> **Task to carry out**: Which lines of the records contain "label"? Collect every one of them.
########################################
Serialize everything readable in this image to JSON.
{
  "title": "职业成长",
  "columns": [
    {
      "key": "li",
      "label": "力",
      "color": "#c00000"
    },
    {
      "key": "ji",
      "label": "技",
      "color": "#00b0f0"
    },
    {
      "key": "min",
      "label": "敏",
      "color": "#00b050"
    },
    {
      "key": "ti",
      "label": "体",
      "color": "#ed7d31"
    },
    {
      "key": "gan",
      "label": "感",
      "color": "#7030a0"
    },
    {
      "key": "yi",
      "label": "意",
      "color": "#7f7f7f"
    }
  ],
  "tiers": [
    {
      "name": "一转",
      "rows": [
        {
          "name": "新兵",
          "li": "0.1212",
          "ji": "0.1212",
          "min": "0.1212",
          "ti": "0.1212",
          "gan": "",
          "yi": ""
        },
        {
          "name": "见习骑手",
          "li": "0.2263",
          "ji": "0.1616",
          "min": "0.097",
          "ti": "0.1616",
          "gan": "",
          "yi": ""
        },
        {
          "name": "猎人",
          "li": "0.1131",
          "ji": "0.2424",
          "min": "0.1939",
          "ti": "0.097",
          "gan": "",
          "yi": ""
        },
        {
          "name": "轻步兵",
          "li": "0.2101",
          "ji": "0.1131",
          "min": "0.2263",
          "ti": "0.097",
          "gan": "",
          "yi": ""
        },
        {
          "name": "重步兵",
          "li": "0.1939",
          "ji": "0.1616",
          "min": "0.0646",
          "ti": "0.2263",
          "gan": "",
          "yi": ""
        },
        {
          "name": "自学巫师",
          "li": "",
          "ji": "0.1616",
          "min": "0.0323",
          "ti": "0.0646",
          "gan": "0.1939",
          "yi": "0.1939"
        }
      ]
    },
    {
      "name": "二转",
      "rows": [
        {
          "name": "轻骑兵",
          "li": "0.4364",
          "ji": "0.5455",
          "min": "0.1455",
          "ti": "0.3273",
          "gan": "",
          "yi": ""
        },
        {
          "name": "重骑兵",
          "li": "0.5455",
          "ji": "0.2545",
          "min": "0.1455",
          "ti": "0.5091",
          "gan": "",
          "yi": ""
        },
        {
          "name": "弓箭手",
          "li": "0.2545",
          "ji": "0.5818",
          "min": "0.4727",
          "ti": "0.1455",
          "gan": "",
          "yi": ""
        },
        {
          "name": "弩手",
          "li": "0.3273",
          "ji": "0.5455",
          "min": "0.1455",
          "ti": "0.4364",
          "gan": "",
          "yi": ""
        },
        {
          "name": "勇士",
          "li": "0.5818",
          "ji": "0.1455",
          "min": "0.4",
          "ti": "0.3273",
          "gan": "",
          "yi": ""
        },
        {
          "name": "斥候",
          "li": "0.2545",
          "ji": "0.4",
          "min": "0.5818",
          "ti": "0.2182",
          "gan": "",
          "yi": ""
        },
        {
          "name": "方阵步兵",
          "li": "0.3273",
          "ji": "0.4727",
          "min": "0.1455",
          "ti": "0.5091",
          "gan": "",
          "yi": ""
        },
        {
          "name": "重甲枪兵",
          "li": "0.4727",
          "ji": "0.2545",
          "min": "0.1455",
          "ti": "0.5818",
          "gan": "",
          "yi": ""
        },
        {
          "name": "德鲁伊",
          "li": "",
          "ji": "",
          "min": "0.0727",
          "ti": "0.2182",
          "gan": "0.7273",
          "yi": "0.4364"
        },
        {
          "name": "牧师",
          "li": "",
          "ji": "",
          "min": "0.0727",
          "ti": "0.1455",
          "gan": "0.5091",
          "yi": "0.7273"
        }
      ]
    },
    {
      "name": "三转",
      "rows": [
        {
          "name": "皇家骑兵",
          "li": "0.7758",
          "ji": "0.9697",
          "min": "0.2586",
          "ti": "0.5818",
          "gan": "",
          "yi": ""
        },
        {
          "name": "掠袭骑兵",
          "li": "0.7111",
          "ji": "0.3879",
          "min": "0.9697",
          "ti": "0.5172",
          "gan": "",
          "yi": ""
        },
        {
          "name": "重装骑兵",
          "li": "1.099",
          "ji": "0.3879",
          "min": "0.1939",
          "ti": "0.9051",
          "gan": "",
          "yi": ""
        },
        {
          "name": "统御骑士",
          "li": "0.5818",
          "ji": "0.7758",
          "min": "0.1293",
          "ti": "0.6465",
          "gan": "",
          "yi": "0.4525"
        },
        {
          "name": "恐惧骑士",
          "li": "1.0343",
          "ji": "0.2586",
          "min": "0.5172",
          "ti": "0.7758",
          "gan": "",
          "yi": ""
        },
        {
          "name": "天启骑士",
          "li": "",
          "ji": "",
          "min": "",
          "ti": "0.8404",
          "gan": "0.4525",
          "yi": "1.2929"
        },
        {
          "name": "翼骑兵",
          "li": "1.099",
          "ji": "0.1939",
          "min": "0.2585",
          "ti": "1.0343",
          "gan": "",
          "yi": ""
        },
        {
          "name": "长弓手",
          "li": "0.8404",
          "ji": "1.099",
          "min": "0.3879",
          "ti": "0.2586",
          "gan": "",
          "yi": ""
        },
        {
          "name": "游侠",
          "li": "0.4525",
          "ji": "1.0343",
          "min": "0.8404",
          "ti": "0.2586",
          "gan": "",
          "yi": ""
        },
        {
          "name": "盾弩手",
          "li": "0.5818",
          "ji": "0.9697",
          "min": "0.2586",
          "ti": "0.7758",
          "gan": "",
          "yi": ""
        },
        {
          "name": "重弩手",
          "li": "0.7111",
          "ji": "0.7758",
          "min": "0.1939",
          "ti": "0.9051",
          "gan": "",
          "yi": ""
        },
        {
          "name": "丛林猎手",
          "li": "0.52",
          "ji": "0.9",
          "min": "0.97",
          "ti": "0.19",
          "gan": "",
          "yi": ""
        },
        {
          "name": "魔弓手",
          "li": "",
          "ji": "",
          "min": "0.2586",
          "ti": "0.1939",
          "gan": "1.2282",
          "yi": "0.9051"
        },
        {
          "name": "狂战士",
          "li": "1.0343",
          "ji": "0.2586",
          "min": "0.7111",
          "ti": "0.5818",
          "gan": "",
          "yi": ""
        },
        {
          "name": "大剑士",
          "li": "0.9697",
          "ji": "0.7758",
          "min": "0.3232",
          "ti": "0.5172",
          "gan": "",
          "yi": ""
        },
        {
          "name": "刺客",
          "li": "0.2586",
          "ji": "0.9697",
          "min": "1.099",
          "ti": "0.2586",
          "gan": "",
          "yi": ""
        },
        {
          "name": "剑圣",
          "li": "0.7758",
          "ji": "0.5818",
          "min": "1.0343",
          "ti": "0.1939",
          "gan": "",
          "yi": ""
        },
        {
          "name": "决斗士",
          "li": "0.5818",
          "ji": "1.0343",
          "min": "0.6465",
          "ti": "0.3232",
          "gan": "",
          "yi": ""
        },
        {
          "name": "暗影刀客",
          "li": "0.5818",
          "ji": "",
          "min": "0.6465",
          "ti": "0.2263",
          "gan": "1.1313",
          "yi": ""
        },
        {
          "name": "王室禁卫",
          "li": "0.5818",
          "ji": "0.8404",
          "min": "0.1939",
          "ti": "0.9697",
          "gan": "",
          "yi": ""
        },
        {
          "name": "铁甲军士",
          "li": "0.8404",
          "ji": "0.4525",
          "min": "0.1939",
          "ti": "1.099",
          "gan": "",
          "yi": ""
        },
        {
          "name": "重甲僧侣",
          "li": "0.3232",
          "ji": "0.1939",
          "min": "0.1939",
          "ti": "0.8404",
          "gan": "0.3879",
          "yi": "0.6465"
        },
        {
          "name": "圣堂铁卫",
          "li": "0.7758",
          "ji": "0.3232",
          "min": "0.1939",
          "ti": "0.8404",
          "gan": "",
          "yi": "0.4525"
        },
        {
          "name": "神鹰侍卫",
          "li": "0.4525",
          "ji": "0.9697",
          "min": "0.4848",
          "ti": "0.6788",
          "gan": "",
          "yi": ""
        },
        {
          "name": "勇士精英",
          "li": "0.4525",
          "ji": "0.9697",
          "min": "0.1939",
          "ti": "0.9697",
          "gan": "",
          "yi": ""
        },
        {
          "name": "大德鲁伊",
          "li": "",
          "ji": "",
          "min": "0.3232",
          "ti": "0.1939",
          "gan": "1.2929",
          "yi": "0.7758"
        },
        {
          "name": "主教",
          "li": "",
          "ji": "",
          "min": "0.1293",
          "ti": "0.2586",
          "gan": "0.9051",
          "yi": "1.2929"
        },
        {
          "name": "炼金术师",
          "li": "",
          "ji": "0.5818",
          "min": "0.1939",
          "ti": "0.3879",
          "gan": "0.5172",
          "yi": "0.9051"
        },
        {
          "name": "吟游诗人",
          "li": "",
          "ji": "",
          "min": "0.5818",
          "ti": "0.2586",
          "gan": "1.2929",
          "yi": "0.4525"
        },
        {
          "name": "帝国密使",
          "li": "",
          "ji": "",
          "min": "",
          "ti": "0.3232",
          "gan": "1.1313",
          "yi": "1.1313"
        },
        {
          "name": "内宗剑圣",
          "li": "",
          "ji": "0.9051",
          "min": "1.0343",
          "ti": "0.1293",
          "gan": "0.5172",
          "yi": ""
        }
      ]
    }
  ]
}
########################################
> **The result**:
      "label": "力",
      "label": "技",
      "label": "敏",
      "label": "体",
      "label": "感",
      "label": "意",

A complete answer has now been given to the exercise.